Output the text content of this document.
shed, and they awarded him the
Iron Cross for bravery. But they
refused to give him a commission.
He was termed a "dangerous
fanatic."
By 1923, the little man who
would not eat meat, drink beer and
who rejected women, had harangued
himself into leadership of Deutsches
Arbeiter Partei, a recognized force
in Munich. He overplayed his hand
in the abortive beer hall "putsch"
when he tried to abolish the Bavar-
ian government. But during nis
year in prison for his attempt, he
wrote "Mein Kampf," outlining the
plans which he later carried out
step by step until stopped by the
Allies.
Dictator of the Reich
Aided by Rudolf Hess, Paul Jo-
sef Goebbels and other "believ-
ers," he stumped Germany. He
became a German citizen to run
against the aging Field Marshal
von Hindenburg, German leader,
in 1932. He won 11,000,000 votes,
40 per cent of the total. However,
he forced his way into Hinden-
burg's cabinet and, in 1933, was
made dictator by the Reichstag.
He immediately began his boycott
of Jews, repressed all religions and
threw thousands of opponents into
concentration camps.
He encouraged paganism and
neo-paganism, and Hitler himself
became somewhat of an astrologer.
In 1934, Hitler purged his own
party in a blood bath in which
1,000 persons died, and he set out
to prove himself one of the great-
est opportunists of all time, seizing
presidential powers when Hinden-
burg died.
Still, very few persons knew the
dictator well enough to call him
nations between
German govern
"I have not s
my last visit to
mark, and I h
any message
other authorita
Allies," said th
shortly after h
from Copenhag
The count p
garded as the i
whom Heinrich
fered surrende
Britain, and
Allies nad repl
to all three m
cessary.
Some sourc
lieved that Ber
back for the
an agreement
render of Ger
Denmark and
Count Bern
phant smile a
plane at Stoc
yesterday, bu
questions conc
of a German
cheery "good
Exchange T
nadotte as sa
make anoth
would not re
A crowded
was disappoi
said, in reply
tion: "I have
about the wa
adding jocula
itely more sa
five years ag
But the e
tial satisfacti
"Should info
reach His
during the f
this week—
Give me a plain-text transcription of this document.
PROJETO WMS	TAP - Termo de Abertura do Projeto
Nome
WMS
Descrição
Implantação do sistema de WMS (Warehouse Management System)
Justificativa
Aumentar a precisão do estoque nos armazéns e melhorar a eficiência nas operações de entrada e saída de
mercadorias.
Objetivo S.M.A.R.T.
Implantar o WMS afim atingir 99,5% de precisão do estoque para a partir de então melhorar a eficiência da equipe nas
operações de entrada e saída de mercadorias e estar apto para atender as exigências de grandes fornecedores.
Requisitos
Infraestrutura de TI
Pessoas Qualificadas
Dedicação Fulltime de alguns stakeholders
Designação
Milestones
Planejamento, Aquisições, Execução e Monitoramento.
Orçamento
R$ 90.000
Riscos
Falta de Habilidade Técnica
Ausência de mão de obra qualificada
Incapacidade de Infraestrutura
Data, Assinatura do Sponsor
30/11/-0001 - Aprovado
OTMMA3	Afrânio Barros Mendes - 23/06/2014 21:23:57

== == ==

### Your goal
Please repeat the listing exactly, with nothing left out.

### Solution for this task
Output the text content of this document.
shed, and they awarded him the
Iron Cross for bravery. But they
refused to give him a commission.
He was termed a "dangerous
fanatic."
By 1923, the little man who
would not eat meat, drink beer and
who rejected women, had harangued
himself into leadership of Deutsches
Arbeiter Partei, a recognized force
in Munich. He overplayed his hand
in the abortive beer hall "putsch"
when he tried to abolish the Bavar-
ian government. But during nis
year in prison for his attempt, he
wrote "Mein Kampf," outlining the
plans which he later carried out
step by step until stopped by the
Allies.
Dictator of the Reich
Aided by Rudolf Hess, Paul Jo-
sef Goebbels and other "believ-
ers," he stumped Germany. He
became a German citizen to run
against the aging Field Marshal
von Hindenburg, German leader,
in 1932. He won 11,000,000 votes,
40 per cent of the total. However,
he forced his way into Hinden-
burg's cabinet and, in 1933, was
made dictator by the Reichstag.
He immediately began his boycott
of Jews, repressed all religions and
threw thousands of opponents into
concentration camps.
He encouraged paganism and
neo-paganism, and Hitler himself
became somewhat of an astrologer.
In 1934, Hitler purged his own
party in a blood bath in which
1,000 persons died, and he set out
to prove himself one of the great-
est opportunists of all time, seizing
presidential powers when Hinden-
burg died.
Still, very few persons knew the
dictator well enough to call him
nations between
German govern
"I have not s
my last visit to
mark, and I h
any message
other authorita
Allies," said th
shortly after h
from Copenhag
The count p
garded as the i
whom Heinrich
fered surrende
Britain, and
Allies nad repl
to all three m
cessary.
Some sourc
lieved that Ber
back for the
an agreement
render of Ger
Denmark and
Count Bern
phant smile a
plane at Stoc
yesterday, bu
questions conc
of a German
cheery "good
Exchange T
nadotte as sa
make anoth
would not re
A crowded
was disappoi
said, in reply
tion: "I have
about the wa
adding jocula
itely more sa
five years ag
But the e
tial satisfacti
"Should info
reach His
during the f
this week—
Give me a plain-text transcription of this document.
PROJETO WMS	TAP - Termo de Abertura do Projeto
Nome
WMS
Descrição
Implantação do sistema de WMS (Warehouse Management System)
Justificativa
Aumentar a precisão do estoque nos armazéns e melhorar a eficiência nas operações de entrada e saída de
mercadorias.
Objetivo S.M.A.R.T.
Implantar o WMS afim atingir 99,5% de precisão do estoque para a partir de então melhorar a eficiência da equipe nas
operações de entrada e saída de mercadorias e estar apto para atender as exigências de grandes fornecedores.
Requisitos
Infraestrutura de TI
Pessoas Qualificadas
Dedicação Fulltime de alguns stakeholders
Designação
Milestones
Planejamento, Aquisições, Execução e Monitoramento.
Orçamento
R$ 90.000
Riscos
Falta de Habilidade Técnica
Ausência de mão de obra qualificada
Incapacidade de Infraestrutura
Data, Assinatura do Sponsor
30/11/-0001 - Aprovado
OTMMA3	Afrânio Barros Mendes - 23/06/2014 21:23:57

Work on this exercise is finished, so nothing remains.